— Start EXERCISE INPUT —
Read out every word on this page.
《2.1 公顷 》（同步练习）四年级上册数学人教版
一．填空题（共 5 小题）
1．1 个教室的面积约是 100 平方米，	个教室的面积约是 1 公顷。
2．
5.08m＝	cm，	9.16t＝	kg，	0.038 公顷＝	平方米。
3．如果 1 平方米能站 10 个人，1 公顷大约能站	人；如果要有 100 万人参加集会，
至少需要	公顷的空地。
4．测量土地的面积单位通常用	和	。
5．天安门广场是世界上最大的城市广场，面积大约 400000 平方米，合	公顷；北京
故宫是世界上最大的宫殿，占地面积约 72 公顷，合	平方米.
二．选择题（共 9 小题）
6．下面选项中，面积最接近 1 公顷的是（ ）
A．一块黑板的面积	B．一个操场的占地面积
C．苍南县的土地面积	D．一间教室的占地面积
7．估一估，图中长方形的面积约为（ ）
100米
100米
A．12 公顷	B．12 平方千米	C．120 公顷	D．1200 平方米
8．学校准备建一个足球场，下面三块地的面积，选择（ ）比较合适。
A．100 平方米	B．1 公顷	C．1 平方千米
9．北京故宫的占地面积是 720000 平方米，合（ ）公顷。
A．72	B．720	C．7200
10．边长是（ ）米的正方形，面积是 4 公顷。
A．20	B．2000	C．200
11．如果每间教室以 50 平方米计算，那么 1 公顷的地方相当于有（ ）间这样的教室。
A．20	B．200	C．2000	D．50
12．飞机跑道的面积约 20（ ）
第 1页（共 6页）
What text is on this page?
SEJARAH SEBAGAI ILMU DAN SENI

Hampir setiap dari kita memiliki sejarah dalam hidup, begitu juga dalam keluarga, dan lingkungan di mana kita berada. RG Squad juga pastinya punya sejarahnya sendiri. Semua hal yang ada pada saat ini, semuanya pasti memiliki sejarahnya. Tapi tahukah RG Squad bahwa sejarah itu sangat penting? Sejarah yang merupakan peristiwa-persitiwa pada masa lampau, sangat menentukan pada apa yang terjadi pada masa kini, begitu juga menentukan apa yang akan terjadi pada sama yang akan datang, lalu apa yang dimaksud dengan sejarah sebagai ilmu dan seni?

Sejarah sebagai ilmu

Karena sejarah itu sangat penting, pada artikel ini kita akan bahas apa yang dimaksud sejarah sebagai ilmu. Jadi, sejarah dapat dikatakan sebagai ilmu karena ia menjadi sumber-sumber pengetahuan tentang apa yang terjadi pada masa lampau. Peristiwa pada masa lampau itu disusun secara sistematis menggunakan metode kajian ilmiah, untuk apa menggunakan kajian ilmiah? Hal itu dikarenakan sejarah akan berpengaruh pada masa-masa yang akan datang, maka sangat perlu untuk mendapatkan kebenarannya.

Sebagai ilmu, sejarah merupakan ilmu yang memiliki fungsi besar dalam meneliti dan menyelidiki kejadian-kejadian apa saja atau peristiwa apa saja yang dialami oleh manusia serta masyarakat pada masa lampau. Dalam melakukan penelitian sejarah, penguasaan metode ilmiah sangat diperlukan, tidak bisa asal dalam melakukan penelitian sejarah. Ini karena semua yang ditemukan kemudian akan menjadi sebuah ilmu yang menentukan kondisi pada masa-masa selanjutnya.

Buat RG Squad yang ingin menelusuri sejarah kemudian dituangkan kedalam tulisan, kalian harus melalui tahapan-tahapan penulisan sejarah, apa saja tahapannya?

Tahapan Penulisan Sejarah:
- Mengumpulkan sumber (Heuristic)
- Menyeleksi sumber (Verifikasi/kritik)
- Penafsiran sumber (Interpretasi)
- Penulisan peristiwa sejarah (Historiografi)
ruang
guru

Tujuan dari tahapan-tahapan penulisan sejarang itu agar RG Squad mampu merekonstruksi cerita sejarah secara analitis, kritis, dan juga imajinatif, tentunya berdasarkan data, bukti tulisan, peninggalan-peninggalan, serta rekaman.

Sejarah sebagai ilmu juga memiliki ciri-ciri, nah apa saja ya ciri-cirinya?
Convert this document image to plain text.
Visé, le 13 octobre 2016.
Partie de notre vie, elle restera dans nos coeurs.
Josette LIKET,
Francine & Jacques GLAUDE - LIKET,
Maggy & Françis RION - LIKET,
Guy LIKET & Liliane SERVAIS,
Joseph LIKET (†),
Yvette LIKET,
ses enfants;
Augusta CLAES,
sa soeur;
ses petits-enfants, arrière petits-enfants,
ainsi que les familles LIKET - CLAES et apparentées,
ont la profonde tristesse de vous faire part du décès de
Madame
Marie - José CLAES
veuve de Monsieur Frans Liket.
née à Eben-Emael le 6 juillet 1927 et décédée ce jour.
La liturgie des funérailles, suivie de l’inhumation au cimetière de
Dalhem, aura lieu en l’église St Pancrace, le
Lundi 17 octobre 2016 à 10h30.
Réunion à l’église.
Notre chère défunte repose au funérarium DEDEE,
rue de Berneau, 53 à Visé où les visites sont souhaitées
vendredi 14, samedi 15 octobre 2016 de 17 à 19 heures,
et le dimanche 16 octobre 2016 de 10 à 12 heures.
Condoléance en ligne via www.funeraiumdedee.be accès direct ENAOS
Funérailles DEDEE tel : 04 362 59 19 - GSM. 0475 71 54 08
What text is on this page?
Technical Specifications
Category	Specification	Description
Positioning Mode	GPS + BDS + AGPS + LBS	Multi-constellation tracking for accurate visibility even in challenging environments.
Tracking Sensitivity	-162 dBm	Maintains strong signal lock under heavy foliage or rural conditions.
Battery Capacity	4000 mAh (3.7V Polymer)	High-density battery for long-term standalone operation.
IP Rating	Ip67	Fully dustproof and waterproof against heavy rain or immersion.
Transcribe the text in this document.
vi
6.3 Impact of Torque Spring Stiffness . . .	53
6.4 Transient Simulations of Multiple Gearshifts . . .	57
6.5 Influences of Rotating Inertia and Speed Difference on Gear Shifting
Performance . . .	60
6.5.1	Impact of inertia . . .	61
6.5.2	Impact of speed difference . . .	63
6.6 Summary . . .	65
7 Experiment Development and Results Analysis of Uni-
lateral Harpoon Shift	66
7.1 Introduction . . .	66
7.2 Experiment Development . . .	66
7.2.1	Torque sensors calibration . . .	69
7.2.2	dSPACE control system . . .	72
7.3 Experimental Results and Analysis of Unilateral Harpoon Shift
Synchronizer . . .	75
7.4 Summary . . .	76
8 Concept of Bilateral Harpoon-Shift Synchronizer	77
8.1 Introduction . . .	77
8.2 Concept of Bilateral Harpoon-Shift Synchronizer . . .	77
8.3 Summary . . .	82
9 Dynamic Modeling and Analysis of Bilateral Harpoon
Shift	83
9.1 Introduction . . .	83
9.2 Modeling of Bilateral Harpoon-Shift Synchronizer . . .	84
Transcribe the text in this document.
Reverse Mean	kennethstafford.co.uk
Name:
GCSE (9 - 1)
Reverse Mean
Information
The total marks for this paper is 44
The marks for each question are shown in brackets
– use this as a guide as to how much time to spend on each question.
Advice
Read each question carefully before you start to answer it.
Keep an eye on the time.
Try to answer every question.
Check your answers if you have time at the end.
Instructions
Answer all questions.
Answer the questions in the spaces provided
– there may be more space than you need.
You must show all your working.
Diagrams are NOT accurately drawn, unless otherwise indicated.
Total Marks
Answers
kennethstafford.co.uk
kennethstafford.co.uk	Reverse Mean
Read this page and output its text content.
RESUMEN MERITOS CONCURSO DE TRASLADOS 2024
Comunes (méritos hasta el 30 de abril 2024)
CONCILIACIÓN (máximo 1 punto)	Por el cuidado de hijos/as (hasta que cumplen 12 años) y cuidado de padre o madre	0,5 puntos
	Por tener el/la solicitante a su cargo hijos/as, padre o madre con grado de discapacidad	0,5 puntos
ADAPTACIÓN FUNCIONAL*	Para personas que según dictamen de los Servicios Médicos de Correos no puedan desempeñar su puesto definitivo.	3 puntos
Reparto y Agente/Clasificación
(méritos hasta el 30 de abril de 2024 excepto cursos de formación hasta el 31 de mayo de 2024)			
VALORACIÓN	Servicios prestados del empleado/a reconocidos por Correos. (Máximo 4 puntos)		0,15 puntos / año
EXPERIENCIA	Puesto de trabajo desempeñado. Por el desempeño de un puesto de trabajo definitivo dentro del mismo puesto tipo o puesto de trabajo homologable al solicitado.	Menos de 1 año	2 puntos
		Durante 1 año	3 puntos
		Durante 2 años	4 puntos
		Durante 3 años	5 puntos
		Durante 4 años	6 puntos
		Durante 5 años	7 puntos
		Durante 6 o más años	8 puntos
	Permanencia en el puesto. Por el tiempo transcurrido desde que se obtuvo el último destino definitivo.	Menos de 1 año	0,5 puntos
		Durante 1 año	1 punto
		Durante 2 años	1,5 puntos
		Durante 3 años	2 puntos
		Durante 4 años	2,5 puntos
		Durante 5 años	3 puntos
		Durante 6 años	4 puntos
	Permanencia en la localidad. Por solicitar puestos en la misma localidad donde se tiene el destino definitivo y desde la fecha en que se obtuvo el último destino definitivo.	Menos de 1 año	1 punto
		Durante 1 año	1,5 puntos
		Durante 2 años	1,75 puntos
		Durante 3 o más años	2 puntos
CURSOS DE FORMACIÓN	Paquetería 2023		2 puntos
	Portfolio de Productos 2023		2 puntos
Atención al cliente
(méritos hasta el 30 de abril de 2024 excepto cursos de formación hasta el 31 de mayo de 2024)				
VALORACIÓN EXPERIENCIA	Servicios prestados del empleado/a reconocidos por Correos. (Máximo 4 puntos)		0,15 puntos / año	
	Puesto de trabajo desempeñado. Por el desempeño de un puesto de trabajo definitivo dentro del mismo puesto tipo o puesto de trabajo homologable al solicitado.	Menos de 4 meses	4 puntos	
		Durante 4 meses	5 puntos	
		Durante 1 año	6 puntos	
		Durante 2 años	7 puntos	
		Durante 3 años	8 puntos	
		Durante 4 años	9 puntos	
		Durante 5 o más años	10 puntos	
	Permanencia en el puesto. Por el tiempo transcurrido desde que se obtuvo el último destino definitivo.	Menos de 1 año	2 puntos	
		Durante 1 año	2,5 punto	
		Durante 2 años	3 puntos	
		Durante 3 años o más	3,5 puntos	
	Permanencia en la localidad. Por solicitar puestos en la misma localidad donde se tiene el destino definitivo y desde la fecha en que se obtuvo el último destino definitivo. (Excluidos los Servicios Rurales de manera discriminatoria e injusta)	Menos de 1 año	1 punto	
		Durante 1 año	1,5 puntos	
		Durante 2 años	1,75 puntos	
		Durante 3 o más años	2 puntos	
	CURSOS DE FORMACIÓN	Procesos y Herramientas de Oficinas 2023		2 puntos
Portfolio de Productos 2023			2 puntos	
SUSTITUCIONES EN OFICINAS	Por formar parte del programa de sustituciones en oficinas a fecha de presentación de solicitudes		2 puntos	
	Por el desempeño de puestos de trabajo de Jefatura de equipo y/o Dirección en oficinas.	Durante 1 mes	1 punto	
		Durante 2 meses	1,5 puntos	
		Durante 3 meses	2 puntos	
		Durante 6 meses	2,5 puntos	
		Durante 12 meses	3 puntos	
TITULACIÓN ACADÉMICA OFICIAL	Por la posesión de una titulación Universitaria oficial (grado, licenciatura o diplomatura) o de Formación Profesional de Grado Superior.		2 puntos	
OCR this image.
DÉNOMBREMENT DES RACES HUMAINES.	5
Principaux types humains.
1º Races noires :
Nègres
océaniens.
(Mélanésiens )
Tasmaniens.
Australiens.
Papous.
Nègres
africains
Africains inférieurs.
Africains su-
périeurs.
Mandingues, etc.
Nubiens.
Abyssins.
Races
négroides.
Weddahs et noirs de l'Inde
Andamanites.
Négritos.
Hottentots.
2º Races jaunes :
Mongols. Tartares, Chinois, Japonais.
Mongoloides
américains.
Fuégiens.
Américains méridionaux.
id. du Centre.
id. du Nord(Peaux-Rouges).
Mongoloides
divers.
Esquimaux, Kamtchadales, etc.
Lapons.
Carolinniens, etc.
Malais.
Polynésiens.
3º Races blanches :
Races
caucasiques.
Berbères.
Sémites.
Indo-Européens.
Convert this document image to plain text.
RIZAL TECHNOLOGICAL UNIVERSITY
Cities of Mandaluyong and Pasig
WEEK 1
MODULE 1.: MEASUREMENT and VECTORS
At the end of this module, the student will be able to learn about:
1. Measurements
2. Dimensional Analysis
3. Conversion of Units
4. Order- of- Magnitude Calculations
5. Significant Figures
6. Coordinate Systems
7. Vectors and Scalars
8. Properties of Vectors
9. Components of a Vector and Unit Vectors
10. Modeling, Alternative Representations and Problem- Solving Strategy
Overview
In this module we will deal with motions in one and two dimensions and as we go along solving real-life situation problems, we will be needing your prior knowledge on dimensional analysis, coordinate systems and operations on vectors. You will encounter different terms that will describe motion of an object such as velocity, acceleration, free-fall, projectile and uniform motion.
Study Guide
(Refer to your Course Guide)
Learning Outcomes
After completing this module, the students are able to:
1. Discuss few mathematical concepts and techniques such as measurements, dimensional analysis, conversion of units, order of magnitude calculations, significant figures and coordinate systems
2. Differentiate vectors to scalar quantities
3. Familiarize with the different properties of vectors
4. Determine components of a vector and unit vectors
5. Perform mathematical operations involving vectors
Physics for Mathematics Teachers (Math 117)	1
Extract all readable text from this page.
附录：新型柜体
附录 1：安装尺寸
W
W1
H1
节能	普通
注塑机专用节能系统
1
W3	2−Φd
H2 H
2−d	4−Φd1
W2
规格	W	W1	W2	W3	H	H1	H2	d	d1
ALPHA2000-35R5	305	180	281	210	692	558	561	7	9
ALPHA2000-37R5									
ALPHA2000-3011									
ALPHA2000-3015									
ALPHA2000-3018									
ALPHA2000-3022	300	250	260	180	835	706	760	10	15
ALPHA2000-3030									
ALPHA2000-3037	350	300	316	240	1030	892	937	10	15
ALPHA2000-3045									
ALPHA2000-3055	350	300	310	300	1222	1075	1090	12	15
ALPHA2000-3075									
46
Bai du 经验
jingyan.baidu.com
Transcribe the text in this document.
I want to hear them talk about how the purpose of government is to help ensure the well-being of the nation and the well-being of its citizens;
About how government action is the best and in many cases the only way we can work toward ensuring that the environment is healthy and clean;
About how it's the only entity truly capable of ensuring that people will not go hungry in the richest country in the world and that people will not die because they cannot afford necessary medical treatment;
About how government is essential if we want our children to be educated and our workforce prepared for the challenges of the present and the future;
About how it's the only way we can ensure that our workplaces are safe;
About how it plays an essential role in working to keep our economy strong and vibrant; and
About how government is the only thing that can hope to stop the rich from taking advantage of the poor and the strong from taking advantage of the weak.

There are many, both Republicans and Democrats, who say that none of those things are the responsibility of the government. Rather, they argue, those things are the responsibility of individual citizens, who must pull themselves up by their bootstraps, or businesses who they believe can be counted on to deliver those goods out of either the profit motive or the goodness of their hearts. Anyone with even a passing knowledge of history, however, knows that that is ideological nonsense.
— End EXERCISE INPUT —
**AIM**
Out of the material above, gather each line where "hijos" appears.

**ANSWER TO THIS PROBLEM**
CONCILIACIÓN (máximo 1 punto)	Por el cuidado de hijos/as (hasta que cumplen 12 años) y cuidado de padre o madre	0,5 puntos
	Por tener el/la solicitante a su cargo hijos/as, padre o madre con grado de discapacidad	0,5 puntos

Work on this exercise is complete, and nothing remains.